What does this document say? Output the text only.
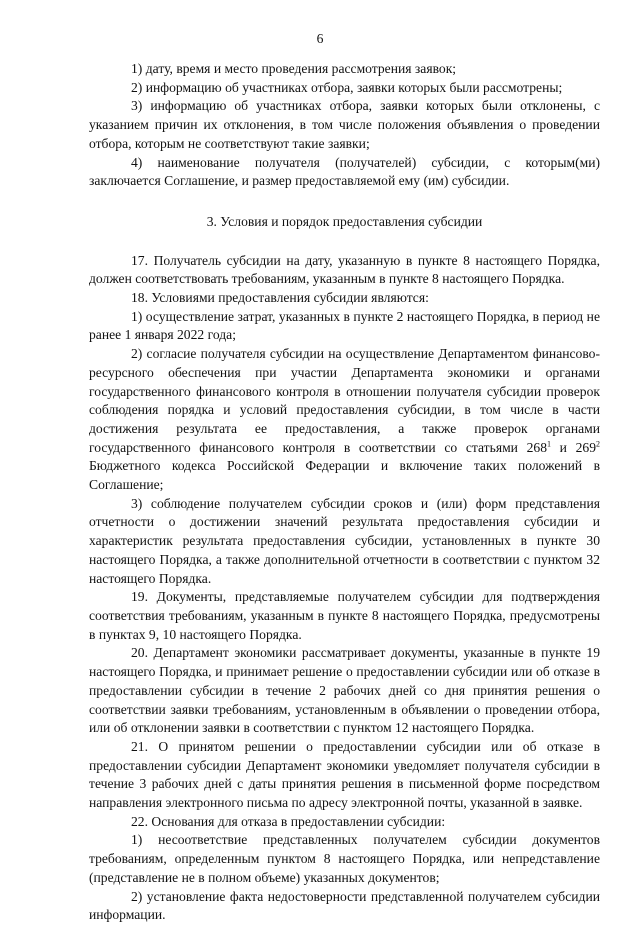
6

1) дату, время и место проведения рассмотрения заявок;

2) информацию об участниках отбора, заявки которых были рассмотрены;

3) информацию об участниках отбора, заявки которых были отклонены, с указанием причин их отклонения, в том числе положения объявления о проведении отбора, которым не соответствуют такие заявки;

4) наименование получателя (получателей) субсидии, с которым(ми) заключается Соглашение, и размер предоставляемой ему (им) субсидии.

3. Условия и порядок предоставления субсидии

17. Получатель субсидии на дату, указанную в пункте 8 настоящего Порядка, должен соответствовать требованиям, указанным в пункте 8 настоящего Порядка.

18. Условиями предоставления субсидии являются:

1) осуществление затрат, указанных в пункте 2 настоящего Порядка, в период не ранее 1 января 2022 года;

2) согласие получателя субсидии на осуществление Департаментом финансово-ресурсного обеспечения при участии Департамента экономики и органами государственного финансового контроля в отношении получателя субсидии проверок соблюдения порядка и условий предоставления субсидии, в том числе в части достижения результата ее предоставления, а также проверок органами государственного финансового контроля в соответствии со статьями $268^1$ и $269^2$ Бюджетного кодекса Российской Федерации и включение таких положений в Соглашение;

3) соблюдение получателем субсидии сроков и (или) форм представления отчетности о достижении значений результата предоставления субсидии и характеристик результата предоставления субсидии, установленных в пункте 30 настоящего Порядка, а также дополнительной отчетности в соответствии с пунктом 32 настоящего Порядка.

19. Документы, представляемые получателем субсидии для подтверждения соответствия требованиям, указанным в пункте 8 настоящего Порядка, предусмотрены в пунктах 9, 10 настоящего Порядка.

20. Департамент экономики рассматривает документы, указанные в пункте 19 настоящего Порядка, и принимает решение о предоставлении субсидии или об отказе в предоставлении субсидии в течение 2 рабочих дней со дня принятия решения о соответствии заявки требованиям, установленным в объявлении о проведении отбора, или об отклонении заявки в соответствии с пунктом 12 настоящего Порядка.

21. О принятом решении о предоставлении субсидии или об отказе в предоставлении субсидии Департамент экономики уведомляет получателя субсидии в течение 3 рабочих дней с даты принятия решения в письменной форме посредством направления электронного письма по адресу электронной почты, указанной в заявке.

22. Основания для отказа в предоставлении субсидии:

1) несоответствие представленных получателем субсидии документов требованиям, определенным пунктом 8 настоящего Порядка, или непредставление (представление не в полном объеме) указанных документов;

2) установление факта недостоверности представленной получателем субсидии информации.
◇ ◇ ◇
= Aim of the task =
The pictures in the entries should be left out; output everything else exactly.

= Output =
What does this document say? Output the text only.
6

1) дату, время и место проведения рассмотрения заявок;

2) информацию об участниках отбора, заявки которых были рассмотрены;

3) информацию об участниках отбора, заявки которых были отклонены, с указанием причин их отклонения, в том числе положения объявления о проведении отбора, которым не соответствуют такие заявки;

4) наименование получателя (получателей) субсидии, с которым(ми) заключается Соглашение, и размер предоставляемой ему (им) субсидии.

3. Условия и порядок предоставления субсидии

17. Получатель субсидии на дату, указанную в пункте 8 настоящего Порядка, должен соответствовать требованиям, указанным в пункте 8 настоящего Порядка.

18. Условиями предоставления субсидии являются:

1) осуществление затрат, указанных в пункте 2 настоящего Порядка, в период не ранее 1 января 2022 года;

2) согласие получателя субсидии на осуществление Департаментом финансово-ресурсного обеспечения при участии Департамента экономики и органами государственного финансового контроля в отношении получателя субсидии проверок соблюдения порядка и условий предоставления субсидии, в том числе в части достижения результата ее предоставления, а также проверок органами государственного финансового контроля в соответствии со статьями $268^1$ и $269^2$ Бюджетного кодекса Российской Федерации и включение таких положений в Соглашение;

3) соблюдение получателем субсидии сроков и (или) форм представления отчетности о достижении значений результата предоставления субсидии и характеристик результата предоставления субсидии, установленных в пункте 30 настоящего Порядка, а также дополнительной отчетности в соответствии с пунктом 32 настоящего Порядка.

19. Документы, представляемые получателем субсидии для подтверждения соответствия требованиям, указанным в пункте 8 настоящего Порядка, предусмотрены в пунктах 9, 10 настоящего Порядка.

20. Департамент экономики рассматривает документы, указанные в пункте 19 настоящего Порядка, и принимает решение о предоставлении субсидии или об отказе в предоставлении субсидии в течение 2 рабочих дней со дня принятия решения о соответствии заявки требованиям, установленным в объявлении о проведении отбора, или об отклонении заявки в соответствии с пунктом 12 настоящего Порядка.

21. О принятом решении о предоставлении субсидии или об отказе в предоставлении субсидии Департамент экономики уведомляет получателя субсидии в течение 3 рабочих дней с даты принятия решения в письменной форме посредством направления электронного письма по адресу электронной почты, указанной в заявке.

22. Основания для отказа в предоставлении субсидии:

1) несоответствие представленных получателем субсидии документов требованиям, определенным пунктом 8 настоящего Порядка, или непредставление (представление не в полном объеме) указанных документов;

2) установление факта недостоверности представленной получателем субсидии информации.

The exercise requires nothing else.